Written instruction –
Transcribe the records exactly. Pictures do not belong in the transcription.

Dataset entries –
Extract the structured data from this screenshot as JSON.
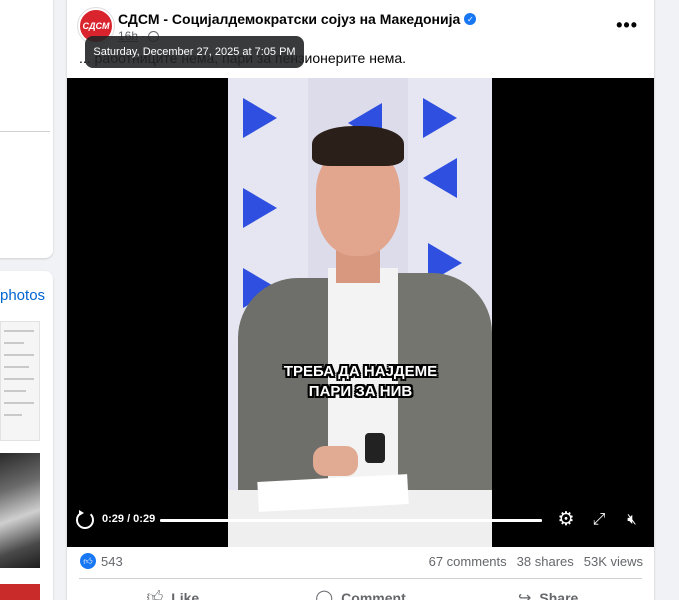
{
  "left_column": {
    "photos_link": "photos"
  },
  "post": {
    "author": "СДСМ - Социјалдемократски сојуз на Македонија",
    "avatar_text": "СДСМ",
    "time": "16h",
    "tooltip": "Saturday, December 27, 2025 at 7:05 PM",
    "text": "... работниците нема, пари за пензионерите нема.",
    "more_label": "•••"
  },
  "video": {
    "caption_line1": "ТРЕБА ДА НАЈДЕМЕ",
    "caption_line2": "ПАРИ ЗА НИВ",
    "time_readout": "0:29 / 0:29",
    "progress": 1.0
  },
  "stats": {
    "reactions": "543",
    "comments": "67 comments",
    "shares": "38 shares",
    "views": "53K views"
  },
  "actions": {
    "like": "Like",
    "comment": "Comment",
    "share": "Share"
  },
  "colors": {
    "brand_blue": "#1877f2",
    "party_red": "#d9232d",
    "link_blue": "#0064d1"
  }
}
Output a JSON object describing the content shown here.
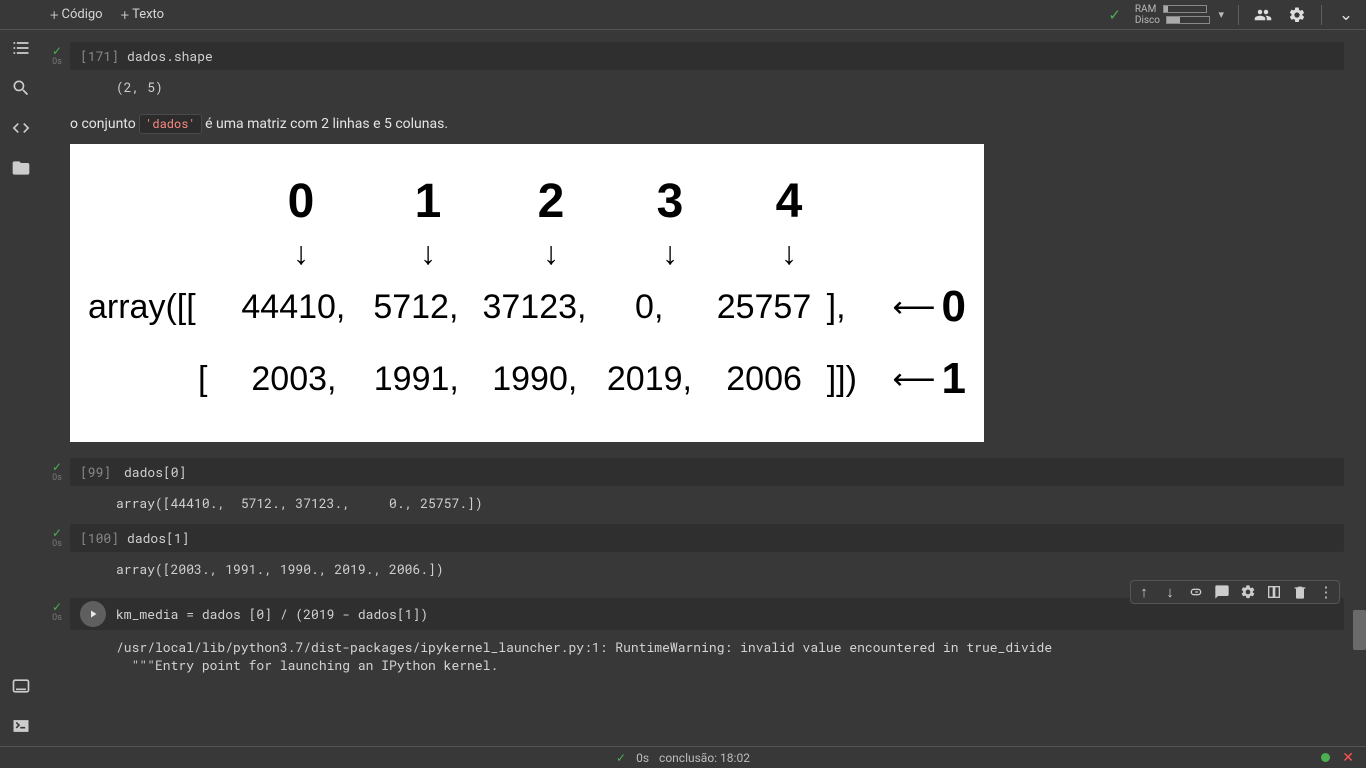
{
  "toolbar": {
    "add_code": "Código",
    "add_text": "Texto"
  },
  "resources": {
    "ram_label": "RAM",
    "disk_label": "Disco",
    "ram_fill_pct": 10,
    "disk_fill_pct": 30
  },
  "cells": [
    {
      "exec": "[171]",
      "time": "0s",
      "code": "dados.shape",
      "output": "(2, 5)"
    },
    {
      "type": "markdown",
      "pre": "o conjunto ",
      "code_token": "'dados'",
      "post": " é uma matriz com 2 linhas e 5 colunas."
    },
    {
      "exec": "[99]",
      "time": "0s",
      "code": "dados[0]",
      "output": "array([44410.,  5712., 37123.,     0., 25757.])"
    },
    {
      "exec": "[100]",
      "time": "0s",
      "code": "dados[1]",
      "output": "array([2003., 1991., 1990., 2019., 2006.])"
    },
    {
      "exec": "",
      "time": "0s",
      "code": "km_media = dados [0] / (2019 - dados[1])",
      "output": "/usr/local/lib/python3.7/dist-packages/ipykernel_launcher.py:1: RuntimeWarning: invalid value encountered in true_divide\n  \"\"\"Entry point for launching an IPython kernel."
    }
  ],
  "diagram": {
    "col_headers": [
      "0",
      "1",
      "2",
      "3",
      "4"
    ],
    "prefix": "array([[",
    "row0": [
      "44410,",
      "5712,",
      "37123,",
      "0,",
      "25757"
    ],
    "row0_close": "],",
    "row0_tag": "0",
    "row1_prefix": "[",
    "row1": [
      "2003,",
      "1991,",
      "1990,",
      "2019,",
      "2006"
    ],
    "row1_close": "]])",
    "row1_tag": "1"
  },
  "status": {
    "exec_time": "0s",
    "completion": "conclusão: 18:02"
  }
}
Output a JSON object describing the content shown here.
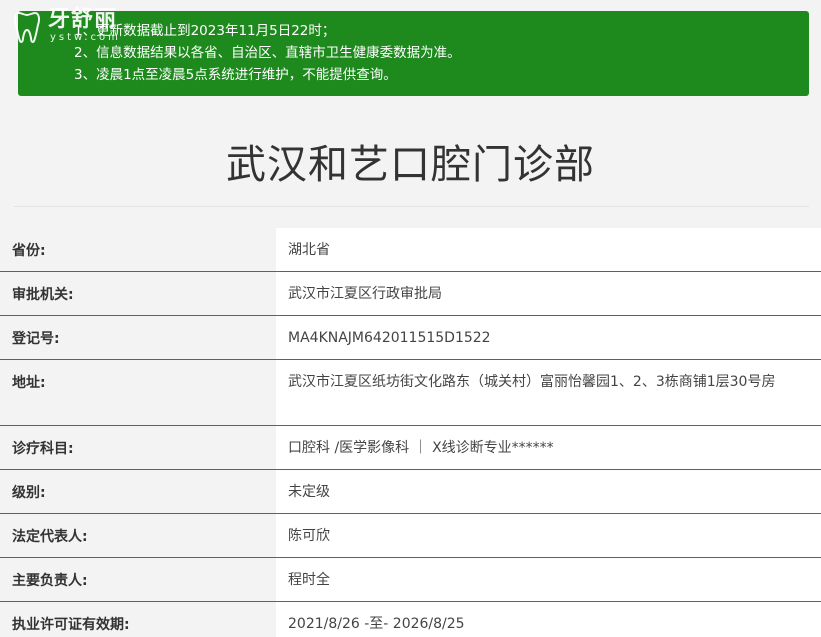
{
  "watermark": {
    "title": "牙舒丽",
    "subtitle": "ystw.com"
  },
  "notice": {
    "lines": [
      "1、更新数据截止到2023年11月5日22时；",
      "2、信息数据结果以各省、自治区、直辖市卫生健康委数据为准。",
      "3、凌晨1点至凌晨5点系统进行维护，不能提供查询。"
    ]
  },
  "clinic": {
    "name": "武汉和艺口腔门诊部"
  },
  "details": [
    {
      "label": "省份:",
      "value": "湖北省"
    },
    {
      "label": "审批机关:",
      "value": "武汉市江夏区行政审批局"
    },
    {
      "label": "登记号:",
      "value": "MA4KNAJM642011515D1522"
    },
    {
      "label": "地址:",
      "value": "武汉市江夏区纸坊街文化路东（城关村）富丽怡馨园1、2、3栋商铺1层30号房"
    },
    {
      "label": "诊疗科目:",
      "value": "口腔科 /医学影像科 ｜ X线诊断专业******"
    },
    {
      "label": "级别:",
      "value": "未定级"
    },
    {
      "label": "法定代表人:",
      "value": "陈可欣"
    },
    {
      "label": "主要负责人:",
      "value": "程时全"
    },
    {
      "label": "执业许可证有效期:",
      "value": "2021/8/26 -至- 2026/8/25"
    }
  ],
  "colors": {
    "notice_bg": "#1e8a1e",
    "row_divider": "#2e7d4a",
    "page_bg": "#f3f3f3"
  }
}
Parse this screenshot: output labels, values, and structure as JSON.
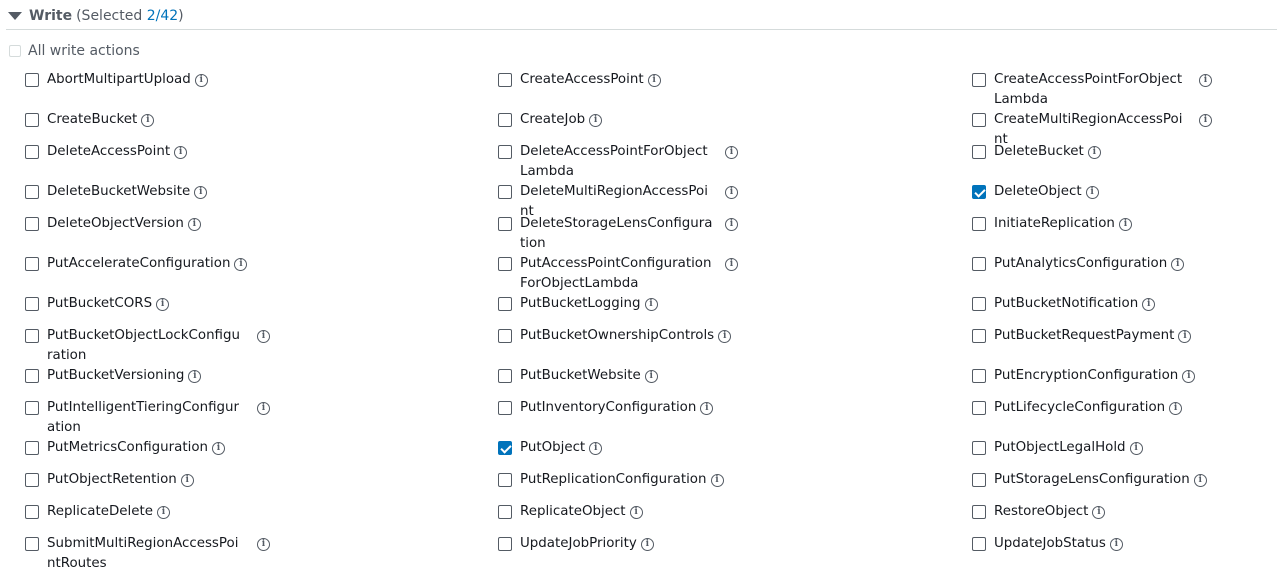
{
  "section": {
    "title": "Write",
    "selected_prefix": "(Selected ",
    "selected_count": "2/42",
    "selected_suffix": ")"
  },
  "all_write_actions": "All write actions",
  "info_glyph": "i",
  "columns": [
    [
      {
        "label": "AbortMultipartUpload",
        "checked": false
      },
      {
        "label": "CreateBucket",
        "checked": false
      },
      {
        "label": "DeleteAccessPoint",
        "checked": false
      },
      {
        "label": "DeleteBucketWebsite",
        "checked": false
      },
      {
        "label": "DeleteObjectVersion",
        "checked": false
      },
      {
        "label": "PutAccelerateConfiguration",
        "checked": false
      },
      {
        "label": "PutBucketCORS",
        "checked": false
      },
      {
        "label": "PutBucketObjectLockConfiguration",
        "checked": false
      },
      {
        "label": "PutBucketVersioning",
        "checked": false
      },
      {
        "label": "PutIntelligentTieringConfiguration",
        "checked": false
      },
      {
        "label": "PutMetricsConfiguration",
        "checked": false
      },
      {
        "label": "PutObjectRetention",
        "checked": false
      },
      {
        "label": "ReplicateDelete",
        "checked": false
      },
      {
        "label": "SubmitMultiRegionAccessPointRoutes",
        "checked": false
      }
    ],
    [
      {
        "label": "CreateAccessPoint",
        "checked": false
      },
      {
        "label": "CreateJob",
        "checked": false
      },
      {
        "label": "DeleteAccessPointForObjectLambda",
        "checked": false
      },
      {
        "label": "DeleteMultiRegionAccessPoint",
        "checked": false
      },
      {
        "label": "DeleteStorageLensConfiguration",
        "checked": false
      },
      {
        "label": "PutAccessPointConfigurationForObjectLambda",
        "checked": false
      },
      {
        "label": "PutBucketLogging",
        "checked": false
      },
      {
        "label": "PutBucketOwnershipControls",
        "checked": false
      },
      {
        "label": "PutBucketWebsite",
        "checked": false
      },
      {
        "label": "PutInventoryConfiguration",
        "checked": false
      },
      {
        "label": "PutObject",
        "checked": true
      },
      {
        "label": "PutReplicationConfiguration",
        "checked": false
      },
      {
        "label": "ReplicateObject",
        "checked": false
      },
      {
        "label": "UpdateJobPriority",
        "checked": false
      }
    ],
    [
      {
        "label": "CreateAccessPointForObjectLambda",
        "checked": false
      },
      {
        "label": "CreateMultiRegionAccessPoint",
        "checked": false
      },
      {
        "label": "DeleteBucket",
        "checked": false
      },
      {
        "label": "DeleteObject",
        "checked": true
      },
      {
        "label": "InitiateReplication",
        "checked": false
      },
      {
        "label": "PutAnalyticsConfiguration",
        "checked": false
      },
      {
        "label": "PutBucketNotification",
        "checked": false
      },
      {
        "label": "PutBucketRequestPayment",
        "checked": false
      },
      {
        "label": "PutEncryptionConfiguration",
        "checked": false
      },
      {
        "label": "PutLifecycleConfiguration",
        "checked": false
      },
      {
        "label": "PutObjectLegalHold",
        "checked": false
      },
      {
        "label": "PutStorageLensConfiguration",
        "checked": false
      },
      {
        "label": "RestoreObject",
        "checked": false
      },
      {
        "label": "UpdateJobStatus",
        "checked": false
      }
    ]
  ]
}
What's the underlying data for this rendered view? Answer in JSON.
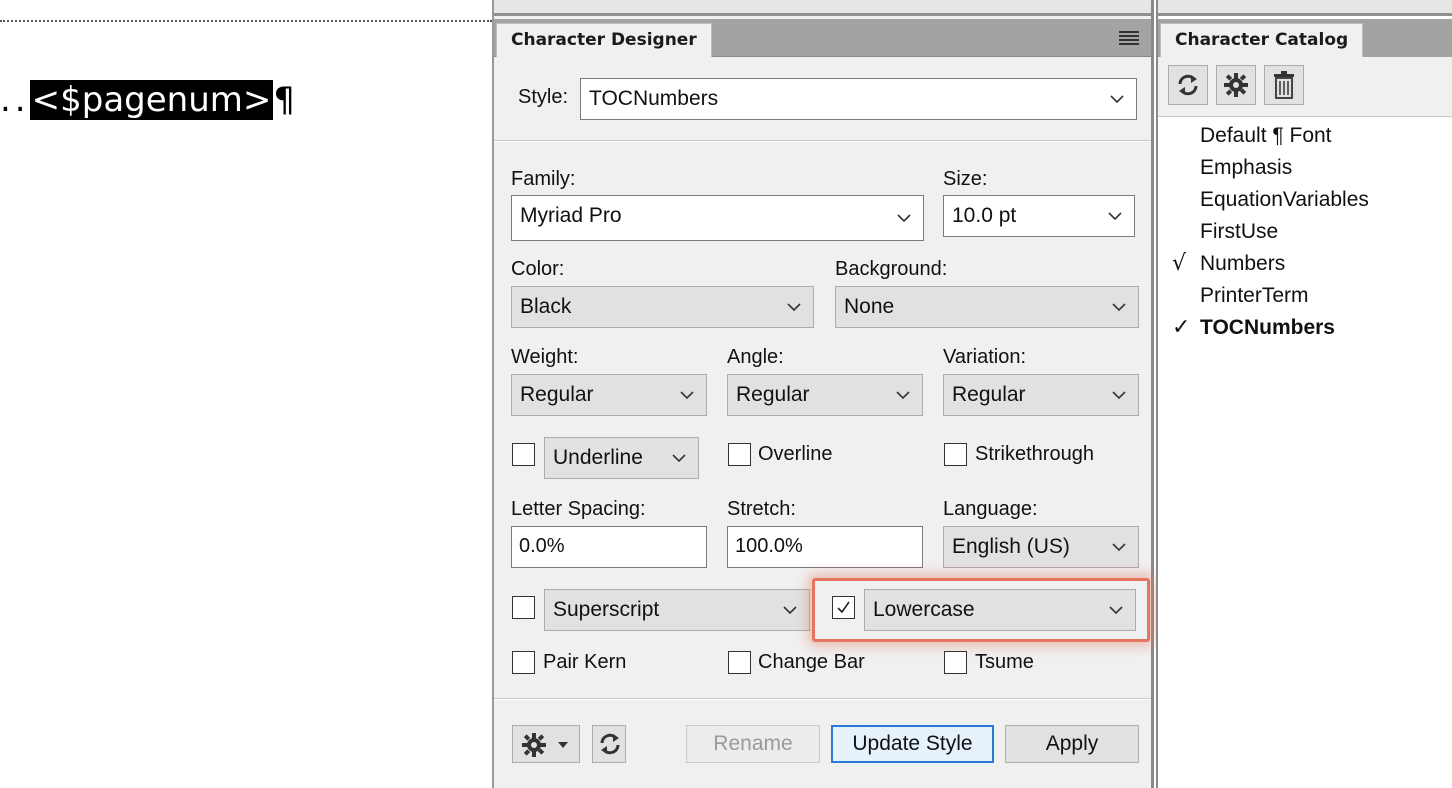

In response –
Extract the structured data from this screenshot as JSON.
{
  "left_column": {
    "photos_link": "photos"
  },
  "post": {
    "author": "СДСМ - Социјалдемократски сојуз на Македонија",
    "avatar_text": "СДСМ",
    "time": "16h",
    "tooltip": "Saturday, December 27, 2025 at 7:05 PM",
    "text": "... работниците нема, пари за пензионерите нема.",
    "more_label": "•••"
  },
  "video": {
    "caption_line1": "ТРЕБА ДА НАЈДЕМЕ",
    "caption_line2": "ПАРИ ЗА НИВ",
    "time_readout": "0:29 / 0:29",
    "progress": 1.0
  },
  "stats": {
    "reactions": "543",
    "comments": "67 comments",
    "shares": "38 shares",
    "views": "53K views"
  },
  "actions": {
    "like": "Like",
    "comment": "Comment",
    "share": "Share"
  },
  "colors": {
    "brand_blue": "#1877f2",
    "party_red": "#d9232d",
    "link_blue": "#0064d1"
  }
}
Output a JSON object describing the content shown here.
{
  "toolbar": {
    "add_code": "Código",
    "add_text": "Texto"
  },
  "resources": {
    "ram_label": "RAM",
    "disk_label": "Disco",
    "ram_fill_pct": 10,
    "disk_fill_pct": 30
  },
  "cells": [
    {
      "exec": "[171]",
      "time": "0s",
      "code": "dados.shape",
      "output": "(2, 5)"
    },
    {
      "type": "markdown",
      "pre": "o conjunto ",
      "code_token": "'dados'",
      "post": " é uma matriz com 2 linhas e 5 colunas."
    },
    {
      "exec": "[99]",
      "time": "0s",
      "code": "dados[0]",
      "output": "array([44410.,  5712., 37123.,     0., 25757.])"
    },
    {
      "exec": "[100]",
      "time": "0s",
      "code": "dados[1]",
      "output": "array([2003., 1991., 1990., 2019., 2006.])"
    },
    {
      "exec": "",
      "time": "0s",
      "code": "km_media = dados [0] / (2019 - dados[1])",
      "output": "/usr/local/lib/python3.7/dist-packages/ipykernel_launcher.py:1: RuntimeWarning: invalid value encountered in true_divide\n  \"\"\"Entry point for launching an IPython kernel."
    }
  ],
  "diagram": {
    "col_headers": [
      "0",
      "1",
      "2",
      "3",
      "4"
    ],
    "prefix": "array([[",
    "row0": [
      "44410,",
      "5712,",
      "37123,",
      "0,",
      "25757"
    ],
    "row0_close": "],",
    "row0_tag": "0",
    "row1_prefix": "[",
    "row1": [
      "2003,",
      "1991,",
      "1990,",
      "2019,",
      "2006"
    ],
    "row1_close": "]])",
    "row1_tag": "1"
  },
  "status": {
    "exec_time": "0s",
    "completion": "conclusão: 18:02"
  }
}
Output a JSON object describing the content shown here.
{
  "watermark": {
    "title": "牙舒丽",
    "subtitle": "ystw.com"
  },
  "notice": {
    "lines": [
      "1、更新数据截止到2023年11月5日22时；",
      "2、信息数据结果以各省、自治区、直辖市卫生健康委数据为准。",
      "3、凌晨1点至凌晨5点系统进行维护，不能提供查询。"
    ]
  },
  "clinic": {
    "name": "武汉和艺口腔门诊部"
  },
  "details": [
    {
      "label": "省份:",
      "value": "湖北省"
    },
    {
      "label": "审批机关:",
      "value": "武汉市江夏区行政审批局"
    },
    {
      "label": "登记号:",
      "value": "MA4KNAJM642011515D1522"
    },
    {
      "label": "地址:",
      "value": "武汉市江夏区纸坊街文化路东（城关村）富丽怡馨园1、2、3栋商铺1层30号房"
    },
    {
      "label": "诊疗科目:",
      "value": "口腔科 /医学影像科 ｜ X线诊断专业******"
    },
    {
      "label": "级别:",
      "value": "未定级"
    },
    {
      "label": "法定代表人:",
      "value": "陈可欣"
    },
    {
      "label": "主要负责人:",
      "value": "程时全"
    },
    {
      "label": "执业许可证有效期:",
      "value": "2021/8/26 -至- 2026/8/25"
    }
  ],
  "colors": {
    "notice_bg": "#1e8a1e",
    "row_divider": "#2e7d4a",
    "page_bg": "#f3f3f3"
  }
}
Parse this screenshot: output labels, values, and structure as JSON.
{
  "section": {
    "title": "Write",
    "selected_prefix": "(Selected ",
    "selected_count": "2/42",
    "selected_suffix": ")"
  },
  "all_write_actions": "All write actions",
  "info_glyph": "i",
  "columns": [
    [
      {
        "label": "AbortMultipartUpload",
        "checked": false
      },
      {
        "label": "CreateBucket",
        "checked": false
      },
      {
        "label": "DeleteAccessPoint",
        "checked": false
      },
      {
        "label": "DeleteBucketWebsite",
        "checked": false
      },
      {
        "label": "DeleteObjectVersion",
        "checked": false
      },
      {
        "label": "PutAccelerateConfiguration",
        "checked": false
      },
      {
        "label": "PutBucketCORS",
        "checked": false
      },
      {
        "label": "PutBucketObjectLockConfiguration",
        "checked": false
      },
      {
        "label": "PutBucketVersioning",
        "checked": false
      },
      {
        "label": "PutIntelligentTieringConfiguration",
        "checked": false
      },
      {
        "label": "PutMetricsConfiguration",
        "checked": false
      },
      {
        "label": "PutObjectRetention",
        "checked": false
      },
      {
        "label": "ReplicateDelete",
        "checked": false
      },
      {
        "label": "SubmitMultiRegionAccessPointRoutes",
        "checked": false
      }
    ],
    [
      {
        "label": "CreateAccessPoint",
        "checked": false
      },
      {
        "label": "CreateJob",
        "checked": false
      },
      {
        "label": "DeleteAccessPointForObjectLambda",
        "checked": false
      },
      {
        "label": "DeleteMultiRegionAccessPoint",
        "checked": false
      },
      {
        "label": "DeleteStorageLensConfiguration",
        "checked": false
      },
      {
        "label": "PutAccessPointConfigurationForObjectLambda",
        "checked": false
      },
      {
        "label": "PutBucketLogging",
        "checked": false
      },
      {
        "label": "PutBucketOwnershipControls",
        "checked": false
      },
      {
        "label": "PutBucketWebsite",
        "checked": false
      },
      {
        "label": "PutInventoryConfiguration",
        "checked": false
      },
      {
        "label": "PutObject",
        "checked": true
      },
      {
        "label": "PutReplicationConfiguration",
        "checked": false
      },
      {
        "label": "ReplicateObject",
        "checked": false
      },
      {
        "label": "UpdateJobPriority",
        "checked": false
      }
    ],
    [
      {
        "label": "CreateAccessPointForObjectLambda",
        "checked": false
      },
      {
        "label": "CreateMultiRegionAccessPoint",
        "checked": false
      },
      {
        "label": "DeleteBucket",
        "checked": false
      },
      {
        "label": "DeleteObject",
        "checked": true
      },
      {
        "label": "InitiateReplication",
        "checked": false
      },
      {
        "label": "PutAnalyticsConfiguration",
        "checked": false
      },
      {
        "label": "PutBucketNotification",
        "checked": false
      },
      {
        "label": "PutBucketRequestPayment",
        "checked": false
      },
      {
        "label": "PutEncryptionConfiguration",
        "checked": false
      },
      {
        "label": "PutLifecycleConfiguration",
        "checked": false
      },
      {
        "label": "PutObjectLegalHold",
        "checked": false
      },
      {
        "label": "PutStorageLensConfiguration",
        "checked": false
      },
      {
        "label": "RestoreObject",
        "checked": false
      },
      {
        "label": "UpdateJobStatus",
        "checked": false
      }
    ]
  ]
}
What's the underlying data for this rendered view? Answer in JSON.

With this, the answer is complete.